Under the watchful eye of guitar hero Jimi Hendrix, Ko Nyi Nyi records one of his revolutionary political songs. "We proudced five albums already, and we never send them to the censors first for checking." (Jeroen de Bakker / Frontier)

Under the watchful eye of guitar hero Jimi Hendrix, Ko Nyi Nyi records one of his revolutionary political songs. “We proudced five albums already, and we never send them to the censors first for checking.” (Jeroen de Bakker / Frontier)

The young student flirted with death several times. One day a truck carrying soldiers travelled down Garden Road, where he lived. “We weren’t protesting and I didn’t notice it. Then the soldiers in the truck aimed and opened fire. I only heard the sound of the bullets and saw the holes in the wall. Downtown at political rallies the shooting never seemed to stop.”

Ko Nyi Nyi’s brother was arrested and never heard of again. After a new generation of generals seized power on September 18, 1988, Ko Nyi Nyi and his family were forced by the junta to resettle in South Dagon. Their noodle factory was confiscated.

South Dagon, a township of about 800,000 people and one of the poorest in Yangon, was in much worse shape than it is now.

“The road was very bad. There were no trees. It was like in the movies, a bad refugee area. It was not where we belonged. Even animals did not deserve to live in a place like that,” Ko Nyi Nyi said.

========================

[Given instruction A]:
In the article about Ko Nyi Nyi, why did he and his family move to South Dagon?
[Given instruction B]:
Copy the passage of the article that opens with the words "Ko Nyi Nyi’s" and closes with "than it is now.".
The listing is separate material and has no connection to the article.

[Data lines]:
========================

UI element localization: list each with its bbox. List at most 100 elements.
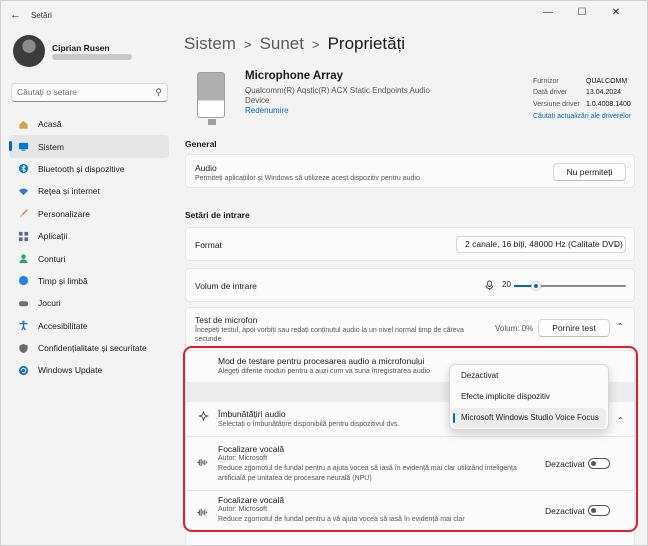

========================

[Exercise response A]:
After a new generation of generals seized power on September 18, 1988, the junta forced Ko Nyi Nyi and his family to resettle in South Dagon.

[Exercise response B]:
Ko Nyi Nyi’s brother was arrested and never heard of again. After a new generation of generals seized power on September 18, 1988, Ko Nyi Nyi and his family were forced by the junta to resettle in South Dagon. Their noodle factory was confiscated.

South Dagon, a township of about 800,000 people and one of the poorest in Yangon, was in much worse shape than it is now.